Required work: Check each line of the material below for "entrada", then copy the ones that contain it.
= = = = = = =
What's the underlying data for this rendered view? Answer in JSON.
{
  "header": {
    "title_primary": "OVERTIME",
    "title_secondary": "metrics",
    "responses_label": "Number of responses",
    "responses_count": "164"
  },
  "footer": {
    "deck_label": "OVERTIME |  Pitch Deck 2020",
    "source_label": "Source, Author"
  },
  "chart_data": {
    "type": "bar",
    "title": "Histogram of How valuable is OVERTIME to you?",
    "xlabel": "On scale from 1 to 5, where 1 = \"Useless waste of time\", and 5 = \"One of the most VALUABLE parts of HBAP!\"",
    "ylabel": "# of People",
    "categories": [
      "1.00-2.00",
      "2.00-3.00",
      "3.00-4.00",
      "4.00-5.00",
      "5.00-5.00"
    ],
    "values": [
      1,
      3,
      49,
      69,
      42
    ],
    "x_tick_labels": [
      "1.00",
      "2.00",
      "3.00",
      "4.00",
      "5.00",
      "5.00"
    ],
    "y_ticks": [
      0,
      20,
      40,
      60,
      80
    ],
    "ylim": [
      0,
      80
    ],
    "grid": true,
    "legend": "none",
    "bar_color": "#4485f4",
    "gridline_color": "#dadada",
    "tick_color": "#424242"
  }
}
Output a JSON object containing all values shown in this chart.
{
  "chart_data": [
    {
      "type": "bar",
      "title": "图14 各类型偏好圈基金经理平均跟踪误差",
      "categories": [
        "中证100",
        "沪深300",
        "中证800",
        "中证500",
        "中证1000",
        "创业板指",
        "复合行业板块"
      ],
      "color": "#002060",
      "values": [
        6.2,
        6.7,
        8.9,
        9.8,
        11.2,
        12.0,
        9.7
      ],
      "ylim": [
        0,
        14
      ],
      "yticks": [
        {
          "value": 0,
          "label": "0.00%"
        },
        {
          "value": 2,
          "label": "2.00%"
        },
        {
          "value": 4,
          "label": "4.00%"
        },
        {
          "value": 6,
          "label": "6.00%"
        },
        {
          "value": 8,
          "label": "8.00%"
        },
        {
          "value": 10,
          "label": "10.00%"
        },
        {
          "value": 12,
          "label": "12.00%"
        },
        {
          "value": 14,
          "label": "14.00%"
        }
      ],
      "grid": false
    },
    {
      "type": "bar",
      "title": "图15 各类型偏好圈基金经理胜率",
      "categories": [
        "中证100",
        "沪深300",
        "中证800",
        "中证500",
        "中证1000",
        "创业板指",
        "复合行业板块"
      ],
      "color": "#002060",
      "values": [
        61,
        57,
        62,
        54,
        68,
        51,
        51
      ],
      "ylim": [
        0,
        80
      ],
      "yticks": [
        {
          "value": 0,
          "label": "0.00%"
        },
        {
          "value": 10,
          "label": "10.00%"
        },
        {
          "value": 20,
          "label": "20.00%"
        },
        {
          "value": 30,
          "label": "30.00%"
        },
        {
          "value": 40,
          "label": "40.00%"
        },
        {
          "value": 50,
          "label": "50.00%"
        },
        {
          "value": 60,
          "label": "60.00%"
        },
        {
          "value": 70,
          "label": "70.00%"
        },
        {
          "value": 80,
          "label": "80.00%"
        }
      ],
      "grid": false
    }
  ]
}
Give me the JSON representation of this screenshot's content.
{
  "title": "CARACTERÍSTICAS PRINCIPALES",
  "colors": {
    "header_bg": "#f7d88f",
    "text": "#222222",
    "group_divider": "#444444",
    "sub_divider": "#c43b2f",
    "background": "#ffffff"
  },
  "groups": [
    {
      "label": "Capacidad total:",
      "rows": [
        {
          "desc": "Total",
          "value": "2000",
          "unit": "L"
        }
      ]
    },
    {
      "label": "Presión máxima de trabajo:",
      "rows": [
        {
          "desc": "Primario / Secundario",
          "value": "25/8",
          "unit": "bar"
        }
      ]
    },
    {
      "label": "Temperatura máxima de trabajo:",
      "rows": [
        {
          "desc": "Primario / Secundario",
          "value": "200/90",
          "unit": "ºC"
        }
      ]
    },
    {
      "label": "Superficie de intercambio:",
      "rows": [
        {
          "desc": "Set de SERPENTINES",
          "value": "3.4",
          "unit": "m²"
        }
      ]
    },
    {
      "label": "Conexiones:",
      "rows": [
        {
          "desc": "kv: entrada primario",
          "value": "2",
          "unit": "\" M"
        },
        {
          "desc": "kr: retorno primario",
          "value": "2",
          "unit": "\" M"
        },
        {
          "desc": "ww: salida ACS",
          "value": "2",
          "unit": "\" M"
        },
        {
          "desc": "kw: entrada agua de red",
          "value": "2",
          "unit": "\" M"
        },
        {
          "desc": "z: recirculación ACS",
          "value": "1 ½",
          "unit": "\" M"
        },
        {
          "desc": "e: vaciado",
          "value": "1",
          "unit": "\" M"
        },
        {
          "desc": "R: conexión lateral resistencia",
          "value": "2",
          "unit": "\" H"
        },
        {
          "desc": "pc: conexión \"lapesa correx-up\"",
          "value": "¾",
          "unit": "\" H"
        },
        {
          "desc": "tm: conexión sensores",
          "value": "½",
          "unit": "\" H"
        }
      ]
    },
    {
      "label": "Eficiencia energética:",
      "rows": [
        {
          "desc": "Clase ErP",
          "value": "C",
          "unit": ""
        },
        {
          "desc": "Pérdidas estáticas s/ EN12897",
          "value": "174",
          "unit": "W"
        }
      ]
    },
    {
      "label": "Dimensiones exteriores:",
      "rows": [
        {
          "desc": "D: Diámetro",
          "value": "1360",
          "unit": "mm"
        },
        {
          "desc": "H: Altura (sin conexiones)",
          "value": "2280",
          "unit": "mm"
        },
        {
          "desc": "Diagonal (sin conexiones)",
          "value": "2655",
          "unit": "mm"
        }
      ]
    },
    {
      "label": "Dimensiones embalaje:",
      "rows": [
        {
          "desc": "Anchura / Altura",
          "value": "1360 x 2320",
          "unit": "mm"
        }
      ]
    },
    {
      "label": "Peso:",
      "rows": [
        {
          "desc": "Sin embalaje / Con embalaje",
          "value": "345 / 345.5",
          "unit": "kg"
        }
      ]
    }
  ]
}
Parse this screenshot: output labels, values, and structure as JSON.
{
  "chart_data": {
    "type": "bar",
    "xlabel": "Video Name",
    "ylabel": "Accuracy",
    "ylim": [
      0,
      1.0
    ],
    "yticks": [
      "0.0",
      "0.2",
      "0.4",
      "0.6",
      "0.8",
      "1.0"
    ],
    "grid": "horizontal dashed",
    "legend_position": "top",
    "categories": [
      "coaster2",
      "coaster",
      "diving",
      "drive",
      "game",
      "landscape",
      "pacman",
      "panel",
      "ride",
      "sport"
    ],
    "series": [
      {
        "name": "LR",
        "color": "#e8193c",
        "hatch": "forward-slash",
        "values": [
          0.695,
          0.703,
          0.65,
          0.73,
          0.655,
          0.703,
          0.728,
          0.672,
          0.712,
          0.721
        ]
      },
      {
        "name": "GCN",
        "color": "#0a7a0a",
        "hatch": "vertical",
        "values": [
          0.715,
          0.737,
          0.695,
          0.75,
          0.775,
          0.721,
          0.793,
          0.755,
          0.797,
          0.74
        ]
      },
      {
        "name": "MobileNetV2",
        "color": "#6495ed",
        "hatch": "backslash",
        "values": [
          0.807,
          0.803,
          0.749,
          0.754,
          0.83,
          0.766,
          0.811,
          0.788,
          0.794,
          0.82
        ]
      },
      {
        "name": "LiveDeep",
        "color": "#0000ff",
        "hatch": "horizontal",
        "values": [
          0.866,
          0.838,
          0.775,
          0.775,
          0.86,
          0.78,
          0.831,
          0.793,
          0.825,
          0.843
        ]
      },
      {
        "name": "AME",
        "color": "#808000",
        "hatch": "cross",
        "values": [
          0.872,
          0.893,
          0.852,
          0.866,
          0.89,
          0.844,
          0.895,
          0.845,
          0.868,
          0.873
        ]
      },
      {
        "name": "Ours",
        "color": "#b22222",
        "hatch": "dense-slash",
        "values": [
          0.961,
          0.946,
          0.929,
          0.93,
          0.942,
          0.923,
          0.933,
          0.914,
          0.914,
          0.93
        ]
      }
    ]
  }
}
= = = = = = =
Answer for this exercise:
          "desc": "kv: entrada primario",
          "desc": "kw: entrada agua de red",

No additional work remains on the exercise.